Exercise prompt: Copy out all lines carrying the word "xlabel".

===== Material supplied

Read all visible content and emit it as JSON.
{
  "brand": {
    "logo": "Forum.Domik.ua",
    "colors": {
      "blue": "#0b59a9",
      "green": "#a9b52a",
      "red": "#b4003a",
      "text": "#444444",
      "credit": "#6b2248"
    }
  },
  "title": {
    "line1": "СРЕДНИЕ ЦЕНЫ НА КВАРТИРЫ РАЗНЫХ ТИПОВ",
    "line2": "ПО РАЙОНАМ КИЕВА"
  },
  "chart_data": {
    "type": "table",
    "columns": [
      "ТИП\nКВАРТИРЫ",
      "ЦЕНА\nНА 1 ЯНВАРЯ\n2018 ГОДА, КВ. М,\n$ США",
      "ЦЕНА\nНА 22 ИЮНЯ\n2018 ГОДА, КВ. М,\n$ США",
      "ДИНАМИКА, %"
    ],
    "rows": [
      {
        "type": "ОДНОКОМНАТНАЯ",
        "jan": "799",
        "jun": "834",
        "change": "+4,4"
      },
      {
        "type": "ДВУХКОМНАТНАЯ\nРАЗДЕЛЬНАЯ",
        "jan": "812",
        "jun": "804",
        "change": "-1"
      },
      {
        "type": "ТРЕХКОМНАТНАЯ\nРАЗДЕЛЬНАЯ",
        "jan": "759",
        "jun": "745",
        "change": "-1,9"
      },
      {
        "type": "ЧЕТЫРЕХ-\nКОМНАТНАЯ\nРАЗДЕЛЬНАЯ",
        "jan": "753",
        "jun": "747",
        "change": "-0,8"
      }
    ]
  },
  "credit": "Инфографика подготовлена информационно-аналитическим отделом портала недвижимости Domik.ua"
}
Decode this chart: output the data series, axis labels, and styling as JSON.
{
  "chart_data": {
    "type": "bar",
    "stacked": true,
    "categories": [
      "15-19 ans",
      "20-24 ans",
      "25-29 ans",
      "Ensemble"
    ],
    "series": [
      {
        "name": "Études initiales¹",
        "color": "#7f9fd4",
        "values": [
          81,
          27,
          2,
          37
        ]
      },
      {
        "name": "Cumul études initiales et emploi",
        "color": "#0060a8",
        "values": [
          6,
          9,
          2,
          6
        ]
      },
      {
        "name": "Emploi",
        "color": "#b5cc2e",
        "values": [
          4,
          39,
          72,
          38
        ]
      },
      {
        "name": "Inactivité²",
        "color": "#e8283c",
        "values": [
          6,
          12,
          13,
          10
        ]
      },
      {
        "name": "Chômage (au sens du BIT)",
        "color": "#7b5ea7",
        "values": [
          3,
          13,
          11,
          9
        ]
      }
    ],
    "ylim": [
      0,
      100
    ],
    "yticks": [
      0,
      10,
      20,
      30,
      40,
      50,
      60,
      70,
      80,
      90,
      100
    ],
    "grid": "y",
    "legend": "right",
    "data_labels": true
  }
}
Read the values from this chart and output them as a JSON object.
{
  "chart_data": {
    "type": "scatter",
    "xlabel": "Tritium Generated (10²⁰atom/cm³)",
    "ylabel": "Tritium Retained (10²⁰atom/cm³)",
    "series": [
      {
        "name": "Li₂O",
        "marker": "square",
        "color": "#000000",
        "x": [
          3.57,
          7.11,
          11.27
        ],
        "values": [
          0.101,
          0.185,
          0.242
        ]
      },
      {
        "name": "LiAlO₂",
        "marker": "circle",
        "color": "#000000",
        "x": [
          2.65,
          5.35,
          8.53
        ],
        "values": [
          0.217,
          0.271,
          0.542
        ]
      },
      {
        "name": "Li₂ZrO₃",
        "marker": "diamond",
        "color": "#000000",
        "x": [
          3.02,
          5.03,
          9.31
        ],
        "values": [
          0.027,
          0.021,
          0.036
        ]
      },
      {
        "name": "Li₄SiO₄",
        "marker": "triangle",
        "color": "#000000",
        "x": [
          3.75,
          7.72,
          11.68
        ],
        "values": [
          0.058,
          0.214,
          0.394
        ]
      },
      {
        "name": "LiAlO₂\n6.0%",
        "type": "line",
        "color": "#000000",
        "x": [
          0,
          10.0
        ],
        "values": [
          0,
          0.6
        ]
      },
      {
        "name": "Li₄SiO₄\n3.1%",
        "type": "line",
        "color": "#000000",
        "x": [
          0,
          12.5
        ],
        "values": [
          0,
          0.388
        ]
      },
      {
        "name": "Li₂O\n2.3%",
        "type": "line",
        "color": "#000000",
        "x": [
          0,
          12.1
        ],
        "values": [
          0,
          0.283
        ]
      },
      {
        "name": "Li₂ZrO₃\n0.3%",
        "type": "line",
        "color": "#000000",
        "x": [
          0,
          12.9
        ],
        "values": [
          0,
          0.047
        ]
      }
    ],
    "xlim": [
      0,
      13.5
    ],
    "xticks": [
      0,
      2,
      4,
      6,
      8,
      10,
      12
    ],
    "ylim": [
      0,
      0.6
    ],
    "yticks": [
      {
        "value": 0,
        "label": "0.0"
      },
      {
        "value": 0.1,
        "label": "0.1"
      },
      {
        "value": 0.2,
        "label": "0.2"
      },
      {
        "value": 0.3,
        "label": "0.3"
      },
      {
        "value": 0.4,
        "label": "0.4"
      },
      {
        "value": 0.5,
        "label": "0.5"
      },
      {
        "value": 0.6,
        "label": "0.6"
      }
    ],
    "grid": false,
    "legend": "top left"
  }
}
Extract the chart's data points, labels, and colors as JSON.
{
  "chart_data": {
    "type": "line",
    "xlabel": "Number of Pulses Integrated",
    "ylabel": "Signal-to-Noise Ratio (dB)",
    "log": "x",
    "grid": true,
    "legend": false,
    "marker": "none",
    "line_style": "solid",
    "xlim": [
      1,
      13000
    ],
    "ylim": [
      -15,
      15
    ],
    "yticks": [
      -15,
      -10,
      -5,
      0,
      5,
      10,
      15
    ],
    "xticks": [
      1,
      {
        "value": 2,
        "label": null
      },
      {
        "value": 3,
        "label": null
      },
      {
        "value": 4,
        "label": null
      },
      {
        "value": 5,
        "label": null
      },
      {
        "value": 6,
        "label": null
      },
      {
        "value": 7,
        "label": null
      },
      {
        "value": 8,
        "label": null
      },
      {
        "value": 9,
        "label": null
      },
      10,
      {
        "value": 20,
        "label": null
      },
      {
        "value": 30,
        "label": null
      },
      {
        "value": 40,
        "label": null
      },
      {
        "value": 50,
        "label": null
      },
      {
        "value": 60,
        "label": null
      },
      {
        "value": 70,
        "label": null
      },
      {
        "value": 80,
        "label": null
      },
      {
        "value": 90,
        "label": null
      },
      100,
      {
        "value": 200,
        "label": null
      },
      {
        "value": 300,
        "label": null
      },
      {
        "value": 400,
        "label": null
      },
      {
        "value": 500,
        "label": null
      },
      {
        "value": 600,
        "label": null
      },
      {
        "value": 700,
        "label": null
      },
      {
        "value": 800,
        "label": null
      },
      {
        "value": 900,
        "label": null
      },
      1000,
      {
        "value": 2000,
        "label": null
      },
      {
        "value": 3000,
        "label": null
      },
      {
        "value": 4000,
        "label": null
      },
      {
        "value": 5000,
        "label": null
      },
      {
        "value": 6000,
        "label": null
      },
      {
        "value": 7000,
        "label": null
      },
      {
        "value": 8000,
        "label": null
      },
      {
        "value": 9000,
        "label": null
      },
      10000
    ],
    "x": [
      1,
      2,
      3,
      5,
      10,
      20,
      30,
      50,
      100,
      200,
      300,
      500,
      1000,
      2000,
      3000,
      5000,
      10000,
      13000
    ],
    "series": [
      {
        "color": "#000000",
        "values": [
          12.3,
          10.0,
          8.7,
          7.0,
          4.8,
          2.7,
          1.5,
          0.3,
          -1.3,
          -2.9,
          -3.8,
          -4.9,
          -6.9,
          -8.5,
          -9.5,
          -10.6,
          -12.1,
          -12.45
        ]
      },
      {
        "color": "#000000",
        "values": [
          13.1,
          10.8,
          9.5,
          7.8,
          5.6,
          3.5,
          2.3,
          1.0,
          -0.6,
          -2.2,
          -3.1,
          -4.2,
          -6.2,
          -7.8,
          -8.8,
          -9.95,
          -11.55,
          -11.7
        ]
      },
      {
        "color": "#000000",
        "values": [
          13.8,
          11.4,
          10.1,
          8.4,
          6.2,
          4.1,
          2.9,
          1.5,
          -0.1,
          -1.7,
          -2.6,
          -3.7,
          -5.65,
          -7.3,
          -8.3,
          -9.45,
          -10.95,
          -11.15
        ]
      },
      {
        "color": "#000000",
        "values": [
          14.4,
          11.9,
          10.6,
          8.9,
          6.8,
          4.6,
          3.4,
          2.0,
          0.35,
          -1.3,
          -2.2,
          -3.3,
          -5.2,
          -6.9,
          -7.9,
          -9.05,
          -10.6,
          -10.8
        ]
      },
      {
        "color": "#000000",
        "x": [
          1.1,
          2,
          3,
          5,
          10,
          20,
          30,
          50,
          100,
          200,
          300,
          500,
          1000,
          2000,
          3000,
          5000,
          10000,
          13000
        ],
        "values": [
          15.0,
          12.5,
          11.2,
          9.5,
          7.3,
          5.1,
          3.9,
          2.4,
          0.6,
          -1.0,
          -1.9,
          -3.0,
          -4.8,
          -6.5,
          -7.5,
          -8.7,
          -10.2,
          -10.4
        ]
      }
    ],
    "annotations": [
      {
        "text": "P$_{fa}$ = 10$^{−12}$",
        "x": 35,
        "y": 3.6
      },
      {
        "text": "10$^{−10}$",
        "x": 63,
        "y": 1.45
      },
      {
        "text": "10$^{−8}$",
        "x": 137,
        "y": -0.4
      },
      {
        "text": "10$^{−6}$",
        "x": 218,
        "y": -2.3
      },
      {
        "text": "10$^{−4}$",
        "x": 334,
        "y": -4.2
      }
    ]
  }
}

==========

Expected answer:
    "xlabel": "Tritium Generated (10²⁰atom/cm³)",
    "xlabel": "Number of Pulses Integrated",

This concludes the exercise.